** start **
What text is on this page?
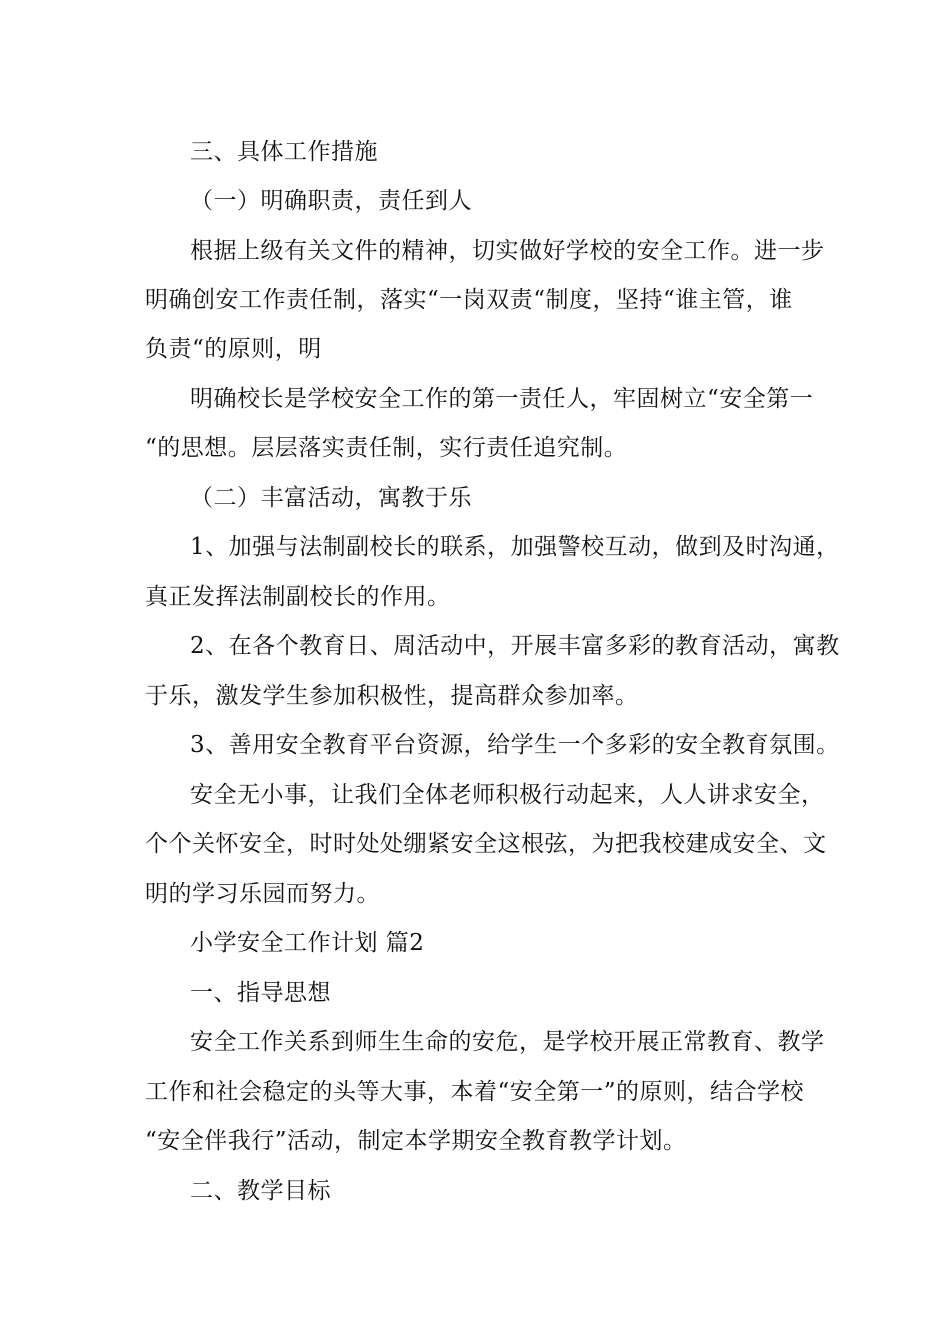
三、具体工作措施
（一）明确职责，责任到人
根据上级有关文件的精神，切实做好学校的安全工作。进一步
明确创安工作责任制，落实“一岗双责“制度，坚持“谁主管，谁
负责“的原则，明
明确校长是学校安全工作的第一责任人，牢固树立“安全第一
“的思想。层层落实责任制，实行责任追究制。
（二）丰富活动，寓教于乐
1、加强与法制副校长的联系，加强警校互动，做到及时沟通，
真正发挥法制副校长的作用。
2、在各个教育日、周活动中，开展丰富多彩的教育活动，寓教
于乐，激发学生参加积极性，提高群众参加率。
3、善用安全教育平台资源，给学生一个多彩的安全教育氛围。
安全无小事，让我们全体老师积极行动起来，人人讲求安全，
个个关怀安全，时时处处绷紧安全这根弦，为把我校建成安全、文
明的学习乐园而努力。
小学安全工作计划 篇2
一、指导思想
安全工作关系到师生生命的安危，是学校开展正常教育、教学
工作和社会稳定的头等大事，本着“安全第一”的原则，结合学校
“安全伴我行”活动，制定本学期安全教育教学计划。
二、教学目标
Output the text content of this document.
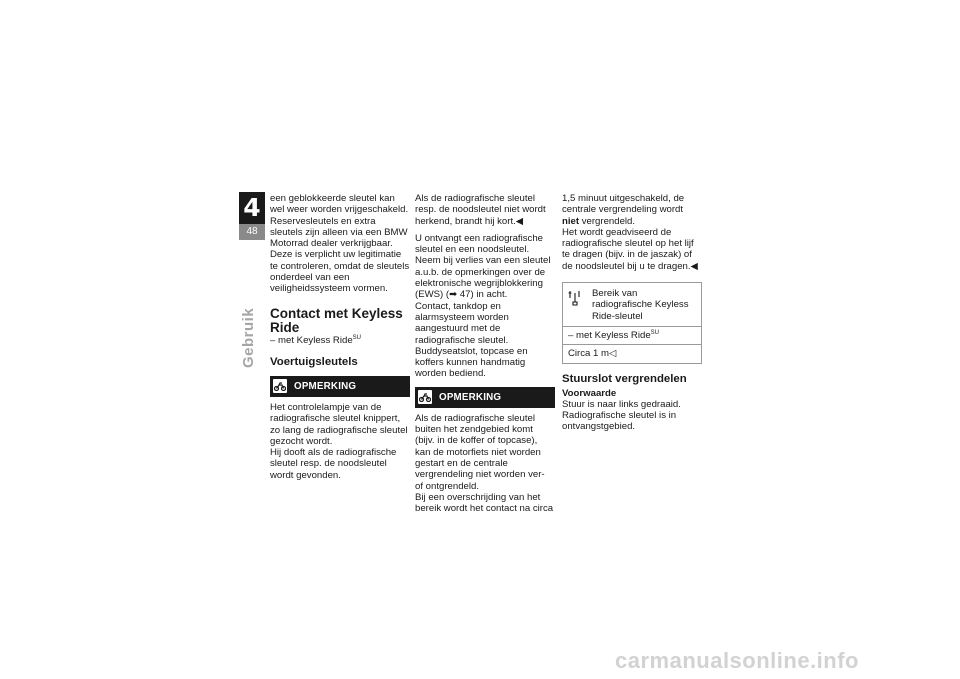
4
48
Gebruik

een geblokkeerde sleutel kan wel weer worden vrijgeschakeld. Reservesleutels en extra sleutels zijn alleen via een BMW Motorrad dealer verkrijgbaar. Deze is verplicht uw legitimatie te controleren, omdat de sleutels onderdeel van een veiligheidssysteem vormen.

Contact met Keyless Ride

– met Keyless Ride$^{SU}$

Voertuigsleutels

OPMERKING

Het controlelampje van de radiografische sleutel knippert, zo lang de radiografische sleutel gezocht wordt.

Hij dooft als de radiografische sleutel resp. de noodsleutel wordt gevonden.

Als de radiografische sleutel resp. de noodsleutel niet wordt herkend, brandt hij kort.◀

U ontvangt een radiografische sleutel en een noodsleutel. Neem bij verlies van een sleutel a.u.b. de opmerkingen over de elektronische wegrijblokkering (EWS) (➡ 47) in acht.

Contact, tankdop en alarmsysteem worden aangestuurd met de radiografische sleutel. Buddyseatslot, topcase en koffers kunnen handmatig worden bediend.

OPMERKING

Als de radiografische sleutel buiten het zendgebied komt (bijv. in de koffer of topcase), kan de motorfiets niet worden gestart en de centrale vergrendeling niet worden ver- of ontgrendeld.

Bij een overschrijding van het bereik wordt het contact na circa

1,5 minuut uitgeschakeld, de centrale vergrendeling wordt niet vergrendeld.

Het wordt geadviseerd de radiografische sleutel op het lijf te dragen (bijv. in de jaszak) of de noodsleutel bij u te dragen.◀

Bereik van radiografische Keyless Ride-sleutel
– met Keyless Ride$^{SU}$
Circa 1 m◁

Stuurslot vergrendelen

Voorwaarde

Stuur is naar links gedraaid. Radiografische sleutel is in ontvangstgebied.

carmanualsonline.info
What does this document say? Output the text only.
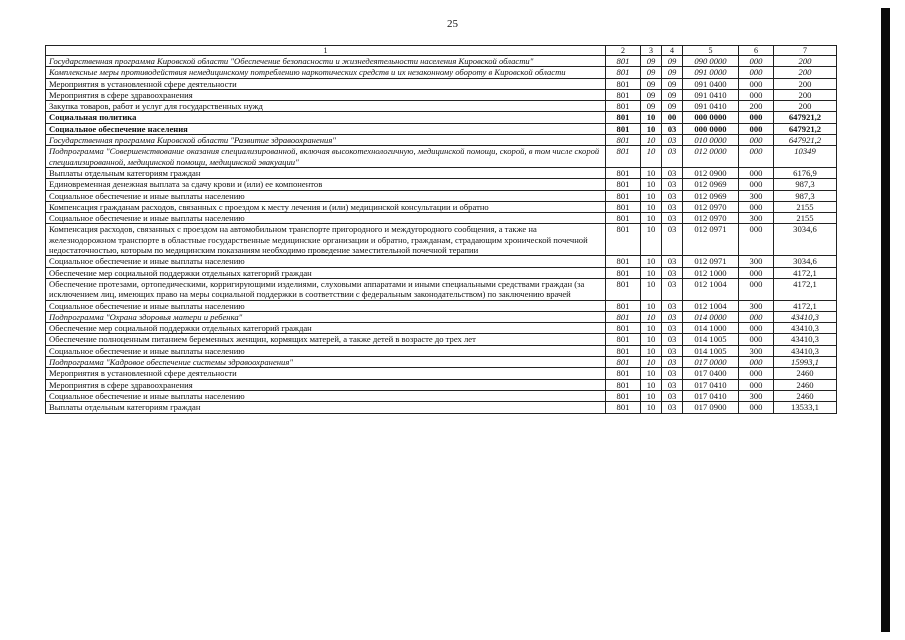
25
1	2	3	4	5	6	7
Государственная программа Кировской области "Обеспечение безопасности и жизнедеятельности населения Кировской области"	801	09	09	090 0000	000	200
Комплексные меры противодействия немедицинскому потреблению наркотических средств и их незаконному обороту в Кировской области	801	09	09	091 0000	000	200
Мероприятия в установленной сфере деятельности	801	09	09	091 0400	000	200
Мероприятия в сфере здравоохранения	801	09	09	091 0410	000	200
Закупка товаров, работ и услуг для государственных нужд	801	09	09	091 0410	200	200
Социальная политика	801	10	00	000 0000	000	647921,2
Социальное обеспечение населения	801	10	03	000 0000	000	647921,2
Государственная программа Кировской области "Развитие здравоохранения"	801	10	03	010 0000	000	647921,2
Подпрограмма "Совершенствование оказания специализированной, включая высокотехнологичную, медицинской помощи, скорой, в том числе скорой специализированной, медицинской помощи, медицинской эвакуации"	801	10	03	012 0000	000	10349
Выплаты отдельным категориям граждан	801	10	03	012 0900	000	6176,9
Единовременная денежная выплата за сдачу крови и (или) ее компонентов	801	10	03	012 0969	000	987,3
Социальное обеспечение и иные выплаты населению	801	10	03	012 0969	300	987,3
Компенсация гражданам расходов, связанных с проездом к месту лечения и (или) медицинской консультации и обратно	801	10	03	012 0970	000	2155
Социальное обеспечение и иные выплаты населению	801	10	03	012 0970	300	2155
Компенсация расходов, связанных с проездом на автомобильном транспорте пригородного и междугородного сообщения, а также на железнодорожном транспорте в областные государственные медицинские организации и обратно, гражданам, страдающим хронической почечной недостаточностью, которым по медицинским показаниям необходимо проведение заместительной почечной терапии	801	10	03	012 0971	000	3034,6
Социальное обеспечение и иные выплаты населению	801	10	03	012 0971	300	3034,6
Обеспечение мер социальной поддержки отдельных категорий граждан	801	10	03	012 1000	000	4172,1
Обеспечение протезами, ортопедическими, корригирующими изделиями, слуховыми аппаратами и иными специальными средствами граждан (за исключением лиц, имеющих право на меры социальной поддержки в соответствии с федеральным законодательством) по заключению врачей	801	10	03	012 1004	000	4172,1
Социальное обеспечение и иные выплаты населению	801	10	03	012 1004	300	4172,1
Подпрограмма "Охрана здоровья матери и ребенка"	801	10	03	014 0000	000	43410,3
Обеспечение мер социальной поддержки отдельных категорий граждан	801	10	03	014 1000	000	43410,3
Обеспечение полноценным питанием беременных женщин, кормящих матерей, а также детей в возрасте до трех лет	801	10	03	014 1005	000	43410,3
Социальное обеспечение и иные выплаты населению	801	10	03	014 1005	300	43410,3
Подпрограмма "Кадровое обеспечение системы здравоохранения"	801	10	03	017 0000	000	15993,1
Мероприятия в установленной сфере деятельности	801	10	03	017 0400	000	2460
Мероприятия в сфере здравоохранения	801	10	03	017 0410	000	2460
Социальное обеспечение и иные выплаты населению	801	10	03	017 0410	300	2460
Выплаты отдельным категориям граждан	801	10	03	017 0900	000	13533,1
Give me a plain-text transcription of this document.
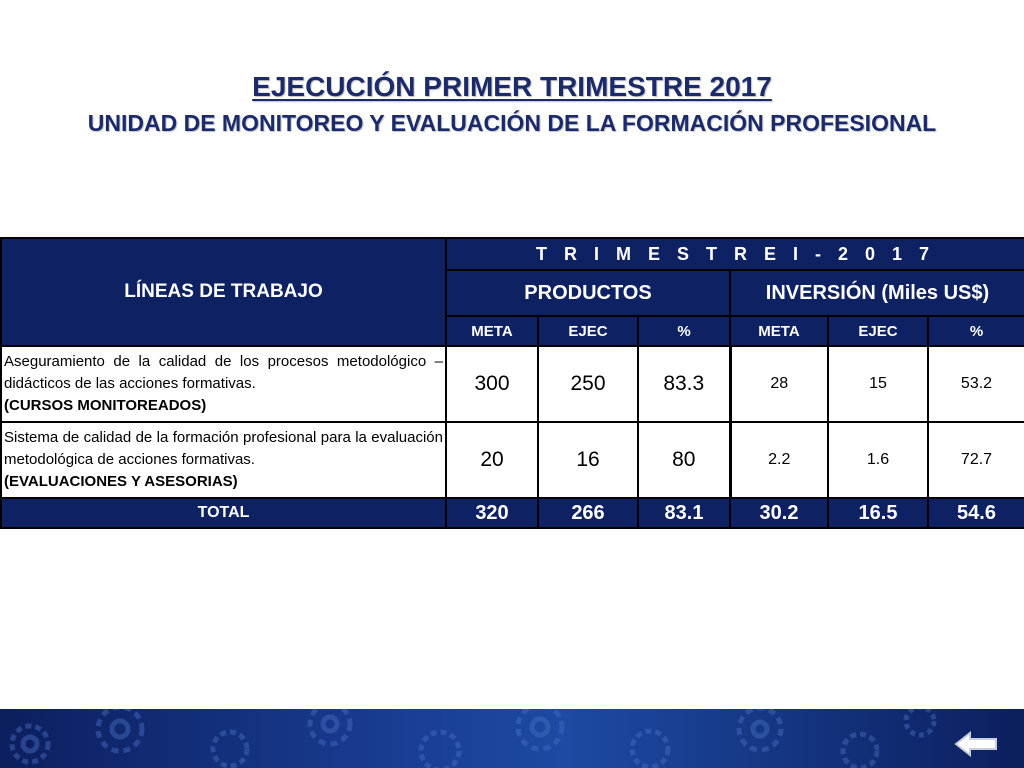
EJECUCIÓN PRIMER TRIMESTRE 2017
UNIDAD DE MONITOREO Y EVALUACIÓN DE LA FORMACIÓN PROFESIONAL
LÍNEAS DE TRABAJO	T R I M E S T R E I - 2 0 1 7					
	PRODUCTOS			INVERSIÓN (Miles US$)		
	META	EJEC	%	META	EJEC	%
Aseguramiento de la calidad de los procesos metodológico – didácticos de las acciones formativas.
(CURSOS MONITOREADOS)	300	250	83.3	28	15	53.2
Sistema de calidad de la formación profesional para la evaluación metodológica de acciones formativas.
(EVALUACIONES Y ASESORIAS)	20	16	80	2.2	1.6	72.7
TOTAL	320	266	83.1	30.2	16.5	54.6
** end **
[THE TASK] Copy out the lines in which the string "formativas" appears.

[TASK RESULT]
Aseguramiento de la calidad de los procesos metodológico – didácticos de las acciones formativas.
Sistema de calidad de la formación profesional para la evaluación metodológica de acciones formativas.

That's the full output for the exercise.